WRITTEN REQUEST:
Reproduce each of the following entries word for word, keeping every line unchanged.

PROVIDED DATA:
* * * * *
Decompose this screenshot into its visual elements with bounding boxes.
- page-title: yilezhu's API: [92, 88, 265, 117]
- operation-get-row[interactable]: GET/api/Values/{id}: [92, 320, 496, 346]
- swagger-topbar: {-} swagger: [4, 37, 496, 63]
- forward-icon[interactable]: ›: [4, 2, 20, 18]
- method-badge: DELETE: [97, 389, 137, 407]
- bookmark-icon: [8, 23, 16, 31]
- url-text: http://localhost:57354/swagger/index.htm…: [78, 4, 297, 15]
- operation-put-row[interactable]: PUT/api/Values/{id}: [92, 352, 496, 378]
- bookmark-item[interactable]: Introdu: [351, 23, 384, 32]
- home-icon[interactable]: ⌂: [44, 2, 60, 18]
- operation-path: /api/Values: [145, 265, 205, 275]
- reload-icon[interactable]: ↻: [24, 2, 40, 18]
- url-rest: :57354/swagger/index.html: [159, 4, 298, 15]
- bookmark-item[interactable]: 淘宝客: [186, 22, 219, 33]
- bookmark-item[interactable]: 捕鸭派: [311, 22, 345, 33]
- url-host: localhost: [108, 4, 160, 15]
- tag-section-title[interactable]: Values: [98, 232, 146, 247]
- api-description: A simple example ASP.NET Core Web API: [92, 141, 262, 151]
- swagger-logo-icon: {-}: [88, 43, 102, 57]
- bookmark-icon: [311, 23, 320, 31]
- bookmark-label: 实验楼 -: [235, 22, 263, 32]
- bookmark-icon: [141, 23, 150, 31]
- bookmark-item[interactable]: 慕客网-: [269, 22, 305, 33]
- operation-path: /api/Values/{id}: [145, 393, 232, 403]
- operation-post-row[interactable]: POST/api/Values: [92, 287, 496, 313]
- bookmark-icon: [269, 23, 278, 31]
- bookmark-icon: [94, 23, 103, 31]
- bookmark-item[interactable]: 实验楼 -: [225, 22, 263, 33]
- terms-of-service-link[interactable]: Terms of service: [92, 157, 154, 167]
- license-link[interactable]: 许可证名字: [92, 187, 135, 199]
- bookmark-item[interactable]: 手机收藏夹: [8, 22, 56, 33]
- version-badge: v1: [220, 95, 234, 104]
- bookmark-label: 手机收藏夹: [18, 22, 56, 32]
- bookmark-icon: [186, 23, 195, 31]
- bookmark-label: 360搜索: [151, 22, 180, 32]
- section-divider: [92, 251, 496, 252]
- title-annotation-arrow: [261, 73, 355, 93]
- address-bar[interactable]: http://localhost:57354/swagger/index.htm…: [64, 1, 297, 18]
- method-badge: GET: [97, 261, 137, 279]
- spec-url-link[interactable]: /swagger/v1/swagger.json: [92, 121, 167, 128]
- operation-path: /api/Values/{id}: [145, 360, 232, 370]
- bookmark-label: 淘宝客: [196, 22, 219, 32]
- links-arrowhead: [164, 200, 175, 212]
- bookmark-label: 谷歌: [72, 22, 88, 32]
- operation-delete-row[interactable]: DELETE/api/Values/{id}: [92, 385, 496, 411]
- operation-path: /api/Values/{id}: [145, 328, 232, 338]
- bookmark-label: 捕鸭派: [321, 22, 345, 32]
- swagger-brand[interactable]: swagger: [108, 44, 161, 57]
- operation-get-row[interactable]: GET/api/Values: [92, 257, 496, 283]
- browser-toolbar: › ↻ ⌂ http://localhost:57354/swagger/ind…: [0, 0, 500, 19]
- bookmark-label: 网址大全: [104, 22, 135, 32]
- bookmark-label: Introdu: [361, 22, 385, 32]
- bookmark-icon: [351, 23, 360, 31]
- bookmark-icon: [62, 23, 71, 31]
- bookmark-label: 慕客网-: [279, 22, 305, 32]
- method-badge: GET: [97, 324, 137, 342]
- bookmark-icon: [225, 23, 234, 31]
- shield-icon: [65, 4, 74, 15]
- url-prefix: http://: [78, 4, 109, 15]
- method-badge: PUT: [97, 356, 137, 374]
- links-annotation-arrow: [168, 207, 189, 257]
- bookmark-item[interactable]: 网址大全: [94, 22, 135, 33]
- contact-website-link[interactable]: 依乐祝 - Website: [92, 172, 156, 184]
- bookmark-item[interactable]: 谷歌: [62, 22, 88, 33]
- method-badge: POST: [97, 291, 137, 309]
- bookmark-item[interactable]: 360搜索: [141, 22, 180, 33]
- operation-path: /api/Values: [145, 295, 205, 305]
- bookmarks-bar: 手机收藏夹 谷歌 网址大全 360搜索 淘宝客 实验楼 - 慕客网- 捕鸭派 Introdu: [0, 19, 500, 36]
* * * * *
COMPLETED TASK:
Decompose this screenshot into its visual elements with bounding boxes.
- page-title: yilezhu's API: [92, 88, 265, 117]
- operation-get-row[interactable]: GET/api/Values/{id}: [92, 320, 496, 346]
- swagger-topbar: {-} swagger: [4, 37, 496, 63]
- forward-icon[interactable]: ›: [4, 2, 20, 18]
- method-badge: DELETE: [97, 389, 137, 407]
- bookmark-icon: [8, 23, 16, 31]
- url-text: http://localhost:57354/swagger/index.htm…: [78, 4, 297, 15]
- operation-put-row[interactable]: PUT/api/Values/{id}: [92, 352, 496, 378]
- bookmark-item[interactable]: Introdu: [351, 23, 384, 32]
- home-icon[interactable]: ⌂: [44, 2, 60, 18]
- operation-path: /api/Values: [145, 265, 205, 275]
- reload-icon[interactable]: ↻: [24, 2, 40, 18]
- url-rest: :57354/swagger/index.html: [159, 4, 298, 15]
- bookmark-item[interactable]: 淘宝客: [186, 22, 219, 33]
- bookmark-item[interactable]: 捕鸭派: [311, 22, 345, 33]
- url-host: localhost: [108, 4, 160, 15]
- tag-section-title[interactable]: Values: [98, 232, 146, 247]
- api-description: A simple example ASP.NET Core Web API: [92, 141, 262, 151]
- swagger-logo-icon: {-}: [88, 43, 102, 57]
- bookmark-icon: [311, 23, 320, 31]
- bookmark-label: 实验楼 -: [235, 22, 263, 32]
- bookmark-icon: [141, 23, 150, 31]
- bookmark-item[interactable]: 慕客网-: [269, 22, 305, 33]
- operation-path: /api/Values/{id}: [145, 393, 232, 403]
- operation-post-row[interactable]: POST/api/Values: [92, 287, 496, 313]
- bookmark-icon: [269, 23, 278, 31]
- bookmark-icon: [94, 23, 103, 31]
- bookmark-item[interactable]: 实验楼 -: [225, 22, 263, 33]
- terms-of-service-link[interactable]: Terms of service: [92, 157, 154, 167]
- license-link[interactable]: 许可证名字: [92, 187, 135, 199]
- bookmark-item[interactable]: 手机收藏夹: [8, 22, 56, 33]
- version-badge: v1: [220, 95, 234, 104]
- bookmark-label: 手机收藏夹: [18, 22, 56, 32]
- bookmark-icon: [186, 23, 195, 31]
- bookmark-label: 360搜索: [151, 22, 180, 32]
- section-divider: [92, 251, 496, 252]
- title-annotation-arrow: [261, 73, 355, 93]
- address-bar[interactable]: http://localhost:57354/swagger/index.htm…: [64, 1, 297, 18]
- method-badge: GET: [97, 261, 137, 279]
- spec-url-link[interactable]: /swagger/v1/swagger.json: [92, 121, 167, 128]
- operation-path: /api/Values/{id}: [145, 360, 232, 370]
- bookmark-label: 淘宝客: [196, 22, 219, 32]
- links-arrowhead: [164, 200, 175, 212]
- bookmark-label: 谷歌: [72, 22, 88, 32]
- operation-delete-row[interactable]: DELETE/api/Values/{id}: [92, 385, 496, 411]
- operation-path: /api/Values/{id}: [145, 328, 232, 338]
- bookmark-label: 捕鸭派: [321, 22, 345, 32]
- swagger-brand[interactable]: swagger: [108, 44, 161, 57]
- operation-get-row[interactable]: GET/api/Values: [92, 257, 496, 283]
- browser-toolbar: › ↻ ⌂ http://localhost:57354/swagger/ind…: [0, 0, 500, 19]
- bookmark-label: 网址大全: [104, 22, 135, 32]
- bookmark-label: Introdu: [361, 22, 385, 32]
- bookmark-icon: [351, 23, 360, 31]
- bookmark-icon: [62, 23, 71, 31]
- bookmark-label: 慕客网-: [279, 22, 305, 32]
- method-badge: GET: [97, 324, 137, 342]
- bookmark-icon: [225, 23, 234, 31]
- shield-icon: [65, 4, 74, 15]
- url-prefix: http://: [78, 4, 109, 15]
- method-badge: PUT: [97, 356, 137, 374]
- links-annotation-arrow: [168, 207, 189, 257]
- bookmark-item[interactable]: 网址大全: [94, 22, 135, 33]
- contact-website-link[interactable]: 依乐祝 - Website: [92, 172, 156, 184]
- bookmark-item[interactable]: 谷歌: [62, 22, 88, 33]
- method-badge: POST: [97, 291, 137, 309]
- bookmark-item[interactable]: 360搜索: [141, 22, 180, 33]
- operation-path: /api/Values: [145, 295, 205, 305]
- bookmarks-bar: 手机收藏夹 谷歌 网址大全 360搜索 淘宝客 实验楼 - 慕客网- 捕鸭派 Introdu: [0, 19, 500, 36]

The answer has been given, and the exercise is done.